# Provided data start

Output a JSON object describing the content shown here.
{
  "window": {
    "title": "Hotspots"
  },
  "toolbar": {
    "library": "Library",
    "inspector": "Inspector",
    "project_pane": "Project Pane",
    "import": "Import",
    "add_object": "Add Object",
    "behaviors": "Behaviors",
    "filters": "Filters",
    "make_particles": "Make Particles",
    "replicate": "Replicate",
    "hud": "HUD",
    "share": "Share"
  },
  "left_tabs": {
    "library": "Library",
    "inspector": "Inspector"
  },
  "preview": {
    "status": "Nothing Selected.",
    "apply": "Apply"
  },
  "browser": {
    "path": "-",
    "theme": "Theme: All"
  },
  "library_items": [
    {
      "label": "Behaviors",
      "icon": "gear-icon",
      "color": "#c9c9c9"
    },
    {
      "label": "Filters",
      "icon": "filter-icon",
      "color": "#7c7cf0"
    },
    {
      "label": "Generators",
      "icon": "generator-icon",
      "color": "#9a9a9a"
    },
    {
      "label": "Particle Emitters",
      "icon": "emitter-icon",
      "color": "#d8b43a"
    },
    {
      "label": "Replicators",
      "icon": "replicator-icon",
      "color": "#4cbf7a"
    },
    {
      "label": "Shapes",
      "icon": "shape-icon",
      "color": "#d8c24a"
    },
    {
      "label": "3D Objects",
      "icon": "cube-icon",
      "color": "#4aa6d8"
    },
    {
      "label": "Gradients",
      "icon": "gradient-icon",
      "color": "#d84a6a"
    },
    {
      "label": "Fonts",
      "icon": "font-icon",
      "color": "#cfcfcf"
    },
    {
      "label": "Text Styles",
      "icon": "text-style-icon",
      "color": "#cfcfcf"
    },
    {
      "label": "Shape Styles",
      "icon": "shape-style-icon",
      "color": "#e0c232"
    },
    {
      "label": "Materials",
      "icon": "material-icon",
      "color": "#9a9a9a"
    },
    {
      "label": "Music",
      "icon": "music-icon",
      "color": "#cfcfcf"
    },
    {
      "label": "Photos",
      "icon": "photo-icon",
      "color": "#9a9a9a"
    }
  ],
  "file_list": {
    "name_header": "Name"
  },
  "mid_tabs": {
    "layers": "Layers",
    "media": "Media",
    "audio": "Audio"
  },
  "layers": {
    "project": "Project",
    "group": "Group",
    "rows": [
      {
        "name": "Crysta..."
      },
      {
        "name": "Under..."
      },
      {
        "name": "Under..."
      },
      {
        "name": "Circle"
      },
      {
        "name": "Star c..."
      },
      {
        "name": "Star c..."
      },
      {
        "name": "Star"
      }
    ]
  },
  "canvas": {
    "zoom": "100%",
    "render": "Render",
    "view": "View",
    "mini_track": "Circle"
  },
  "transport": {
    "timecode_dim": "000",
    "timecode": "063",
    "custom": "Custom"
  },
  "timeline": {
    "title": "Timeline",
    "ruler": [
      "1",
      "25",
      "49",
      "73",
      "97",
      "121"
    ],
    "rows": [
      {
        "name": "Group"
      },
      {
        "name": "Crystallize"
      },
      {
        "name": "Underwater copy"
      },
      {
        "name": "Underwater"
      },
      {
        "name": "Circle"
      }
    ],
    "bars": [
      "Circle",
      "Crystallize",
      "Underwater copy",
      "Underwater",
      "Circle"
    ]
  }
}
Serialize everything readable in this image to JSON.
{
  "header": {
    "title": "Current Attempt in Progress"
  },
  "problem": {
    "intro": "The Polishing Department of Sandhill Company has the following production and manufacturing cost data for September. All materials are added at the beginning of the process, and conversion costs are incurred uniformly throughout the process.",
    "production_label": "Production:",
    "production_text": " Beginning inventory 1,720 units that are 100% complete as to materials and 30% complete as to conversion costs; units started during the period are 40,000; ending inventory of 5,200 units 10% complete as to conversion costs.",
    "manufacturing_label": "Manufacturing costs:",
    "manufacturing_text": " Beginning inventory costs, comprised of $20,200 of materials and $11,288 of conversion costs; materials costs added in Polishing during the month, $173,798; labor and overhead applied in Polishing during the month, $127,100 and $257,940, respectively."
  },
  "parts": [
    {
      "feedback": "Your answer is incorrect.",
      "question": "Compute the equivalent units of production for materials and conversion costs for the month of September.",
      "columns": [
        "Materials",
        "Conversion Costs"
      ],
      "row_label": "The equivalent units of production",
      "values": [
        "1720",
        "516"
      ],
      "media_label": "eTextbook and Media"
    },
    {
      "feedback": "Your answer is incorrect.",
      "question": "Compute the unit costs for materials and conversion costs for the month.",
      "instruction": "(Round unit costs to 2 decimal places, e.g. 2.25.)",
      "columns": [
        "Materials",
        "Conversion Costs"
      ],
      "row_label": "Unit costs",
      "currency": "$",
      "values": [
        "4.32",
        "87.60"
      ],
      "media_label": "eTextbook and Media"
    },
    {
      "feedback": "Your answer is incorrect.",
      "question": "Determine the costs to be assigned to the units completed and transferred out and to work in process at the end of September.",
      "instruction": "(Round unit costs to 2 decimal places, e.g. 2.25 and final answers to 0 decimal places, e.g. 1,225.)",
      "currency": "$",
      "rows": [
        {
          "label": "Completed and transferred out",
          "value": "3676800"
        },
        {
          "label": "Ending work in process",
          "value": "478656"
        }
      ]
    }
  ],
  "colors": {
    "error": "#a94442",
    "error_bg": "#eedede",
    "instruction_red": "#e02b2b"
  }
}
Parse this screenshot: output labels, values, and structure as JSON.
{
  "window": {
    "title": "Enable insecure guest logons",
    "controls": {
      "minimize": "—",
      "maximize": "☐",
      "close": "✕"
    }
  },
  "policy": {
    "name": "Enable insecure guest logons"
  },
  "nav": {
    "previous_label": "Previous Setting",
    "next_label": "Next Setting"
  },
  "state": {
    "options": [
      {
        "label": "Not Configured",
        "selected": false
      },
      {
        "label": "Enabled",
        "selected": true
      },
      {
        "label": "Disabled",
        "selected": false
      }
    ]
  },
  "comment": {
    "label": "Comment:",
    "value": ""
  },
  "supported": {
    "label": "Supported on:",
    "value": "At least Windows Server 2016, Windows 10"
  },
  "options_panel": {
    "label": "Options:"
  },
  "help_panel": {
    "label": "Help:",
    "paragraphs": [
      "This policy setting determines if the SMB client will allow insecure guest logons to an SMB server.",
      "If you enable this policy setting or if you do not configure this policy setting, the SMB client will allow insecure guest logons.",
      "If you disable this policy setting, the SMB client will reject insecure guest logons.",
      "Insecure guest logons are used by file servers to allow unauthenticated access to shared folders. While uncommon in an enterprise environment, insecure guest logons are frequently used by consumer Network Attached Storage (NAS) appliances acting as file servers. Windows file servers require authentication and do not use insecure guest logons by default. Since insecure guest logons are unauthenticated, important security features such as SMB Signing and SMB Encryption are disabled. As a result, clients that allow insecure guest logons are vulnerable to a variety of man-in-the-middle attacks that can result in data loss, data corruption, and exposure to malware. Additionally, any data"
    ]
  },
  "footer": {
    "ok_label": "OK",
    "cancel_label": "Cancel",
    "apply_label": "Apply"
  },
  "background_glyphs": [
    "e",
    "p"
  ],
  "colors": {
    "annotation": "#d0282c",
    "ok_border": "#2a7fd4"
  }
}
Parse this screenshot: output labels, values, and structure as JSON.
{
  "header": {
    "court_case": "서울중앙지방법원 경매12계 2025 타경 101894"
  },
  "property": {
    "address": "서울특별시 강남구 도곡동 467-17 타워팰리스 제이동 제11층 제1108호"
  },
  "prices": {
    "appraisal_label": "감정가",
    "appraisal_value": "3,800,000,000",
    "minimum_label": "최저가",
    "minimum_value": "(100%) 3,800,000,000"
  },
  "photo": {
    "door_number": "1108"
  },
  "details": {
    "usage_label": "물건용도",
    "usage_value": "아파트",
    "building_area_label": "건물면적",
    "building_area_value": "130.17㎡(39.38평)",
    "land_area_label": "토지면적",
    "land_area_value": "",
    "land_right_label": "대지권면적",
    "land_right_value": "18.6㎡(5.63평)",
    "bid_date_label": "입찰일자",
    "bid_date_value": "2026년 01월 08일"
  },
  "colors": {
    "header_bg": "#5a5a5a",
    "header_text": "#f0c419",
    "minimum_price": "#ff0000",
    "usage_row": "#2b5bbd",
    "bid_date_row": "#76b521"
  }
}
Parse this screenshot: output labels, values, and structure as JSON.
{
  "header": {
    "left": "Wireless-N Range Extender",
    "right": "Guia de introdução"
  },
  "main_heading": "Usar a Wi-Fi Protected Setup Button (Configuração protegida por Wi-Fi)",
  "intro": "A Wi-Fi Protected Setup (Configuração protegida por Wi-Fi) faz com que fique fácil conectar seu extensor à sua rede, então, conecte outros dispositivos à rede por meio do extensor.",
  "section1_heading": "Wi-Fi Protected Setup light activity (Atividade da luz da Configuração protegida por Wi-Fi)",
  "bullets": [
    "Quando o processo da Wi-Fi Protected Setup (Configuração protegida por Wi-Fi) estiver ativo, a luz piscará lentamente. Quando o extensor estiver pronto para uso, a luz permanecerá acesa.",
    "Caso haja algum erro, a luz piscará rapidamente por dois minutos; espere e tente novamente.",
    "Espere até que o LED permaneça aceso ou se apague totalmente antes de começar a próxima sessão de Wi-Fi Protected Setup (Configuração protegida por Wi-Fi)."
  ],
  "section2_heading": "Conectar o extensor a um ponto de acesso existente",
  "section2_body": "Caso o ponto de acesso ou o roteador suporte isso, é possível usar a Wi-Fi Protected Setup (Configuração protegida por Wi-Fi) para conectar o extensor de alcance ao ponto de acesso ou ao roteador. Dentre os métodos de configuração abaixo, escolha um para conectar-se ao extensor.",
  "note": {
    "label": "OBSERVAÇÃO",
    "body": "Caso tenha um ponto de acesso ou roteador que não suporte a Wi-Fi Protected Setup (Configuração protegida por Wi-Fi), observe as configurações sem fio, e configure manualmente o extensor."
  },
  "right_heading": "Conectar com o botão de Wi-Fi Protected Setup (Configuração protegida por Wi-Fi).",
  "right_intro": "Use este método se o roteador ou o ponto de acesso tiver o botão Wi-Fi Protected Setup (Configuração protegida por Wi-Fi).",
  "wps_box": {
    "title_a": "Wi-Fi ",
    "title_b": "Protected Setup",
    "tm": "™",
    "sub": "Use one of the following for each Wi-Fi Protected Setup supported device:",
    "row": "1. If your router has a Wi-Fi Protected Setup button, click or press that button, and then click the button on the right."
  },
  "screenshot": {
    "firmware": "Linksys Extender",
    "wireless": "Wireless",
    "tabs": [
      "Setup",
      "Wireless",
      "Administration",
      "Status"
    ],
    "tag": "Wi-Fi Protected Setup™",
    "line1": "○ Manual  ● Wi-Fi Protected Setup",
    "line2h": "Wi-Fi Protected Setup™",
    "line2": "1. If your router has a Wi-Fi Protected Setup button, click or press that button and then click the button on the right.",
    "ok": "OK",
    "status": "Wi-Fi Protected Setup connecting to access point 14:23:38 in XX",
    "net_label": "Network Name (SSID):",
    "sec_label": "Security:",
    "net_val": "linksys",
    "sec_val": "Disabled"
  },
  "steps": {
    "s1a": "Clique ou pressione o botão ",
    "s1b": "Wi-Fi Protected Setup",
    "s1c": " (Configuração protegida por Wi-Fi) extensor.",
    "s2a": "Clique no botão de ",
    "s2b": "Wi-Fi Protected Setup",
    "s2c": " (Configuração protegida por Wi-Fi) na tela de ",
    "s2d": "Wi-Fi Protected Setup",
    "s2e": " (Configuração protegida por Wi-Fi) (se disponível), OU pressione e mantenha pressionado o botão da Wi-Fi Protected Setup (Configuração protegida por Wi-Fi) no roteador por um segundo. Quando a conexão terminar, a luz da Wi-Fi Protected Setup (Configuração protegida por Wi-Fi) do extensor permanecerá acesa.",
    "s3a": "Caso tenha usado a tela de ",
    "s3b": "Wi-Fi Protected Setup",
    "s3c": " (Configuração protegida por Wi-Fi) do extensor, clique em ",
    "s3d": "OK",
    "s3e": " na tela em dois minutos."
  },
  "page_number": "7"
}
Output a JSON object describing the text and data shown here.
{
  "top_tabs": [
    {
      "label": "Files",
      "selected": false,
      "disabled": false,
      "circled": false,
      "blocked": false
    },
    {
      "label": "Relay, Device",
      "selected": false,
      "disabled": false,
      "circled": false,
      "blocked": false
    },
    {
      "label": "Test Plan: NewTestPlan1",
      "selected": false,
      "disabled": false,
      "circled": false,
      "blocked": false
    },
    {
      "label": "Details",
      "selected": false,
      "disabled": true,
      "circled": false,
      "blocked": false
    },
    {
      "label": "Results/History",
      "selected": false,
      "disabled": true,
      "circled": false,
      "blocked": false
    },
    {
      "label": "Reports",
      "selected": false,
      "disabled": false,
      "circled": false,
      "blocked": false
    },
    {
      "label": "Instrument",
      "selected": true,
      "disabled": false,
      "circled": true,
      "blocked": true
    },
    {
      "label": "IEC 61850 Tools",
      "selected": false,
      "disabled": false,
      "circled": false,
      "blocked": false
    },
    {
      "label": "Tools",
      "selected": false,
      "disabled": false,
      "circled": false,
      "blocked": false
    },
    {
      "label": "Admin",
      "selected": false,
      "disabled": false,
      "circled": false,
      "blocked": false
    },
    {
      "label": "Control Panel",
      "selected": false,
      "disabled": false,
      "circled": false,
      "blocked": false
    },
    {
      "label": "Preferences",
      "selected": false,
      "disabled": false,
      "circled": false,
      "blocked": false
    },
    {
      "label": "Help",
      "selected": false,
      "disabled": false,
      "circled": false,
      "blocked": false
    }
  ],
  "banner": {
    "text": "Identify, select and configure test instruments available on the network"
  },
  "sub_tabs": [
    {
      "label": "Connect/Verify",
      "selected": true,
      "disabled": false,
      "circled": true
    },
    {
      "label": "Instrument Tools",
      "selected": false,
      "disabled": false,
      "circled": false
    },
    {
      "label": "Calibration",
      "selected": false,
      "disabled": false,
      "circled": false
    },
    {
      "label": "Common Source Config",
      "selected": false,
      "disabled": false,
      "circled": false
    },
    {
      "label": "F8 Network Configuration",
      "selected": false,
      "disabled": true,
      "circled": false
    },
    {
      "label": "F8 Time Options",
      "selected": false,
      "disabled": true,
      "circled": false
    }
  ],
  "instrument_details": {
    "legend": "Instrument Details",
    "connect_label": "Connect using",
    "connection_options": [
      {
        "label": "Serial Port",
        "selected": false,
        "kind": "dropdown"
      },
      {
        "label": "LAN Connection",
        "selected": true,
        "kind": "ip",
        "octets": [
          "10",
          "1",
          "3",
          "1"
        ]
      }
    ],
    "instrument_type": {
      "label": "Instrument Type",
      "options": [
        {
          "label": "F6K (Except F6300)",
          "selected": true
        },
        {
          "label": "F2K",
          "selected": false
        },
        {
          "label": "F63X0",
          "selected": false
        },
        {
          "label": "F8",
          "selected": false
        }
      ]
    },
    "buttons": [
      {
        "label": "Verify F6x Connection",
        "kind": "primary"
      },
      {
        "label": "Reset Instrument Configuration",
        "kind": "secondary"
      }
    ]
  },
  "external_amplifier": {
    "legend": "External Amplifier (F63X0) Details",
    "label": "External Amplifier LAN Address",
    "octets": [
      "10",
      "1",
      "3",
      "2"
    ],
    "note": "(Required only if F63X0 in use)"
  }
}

# Provided data end

» Required work: Copy all lines from the material that hold "Underwater".

» Answer to this exercise:
        "name": "Underwater copy"
        "name": "Underwater"
      "Underwater copy",
      "Underwater",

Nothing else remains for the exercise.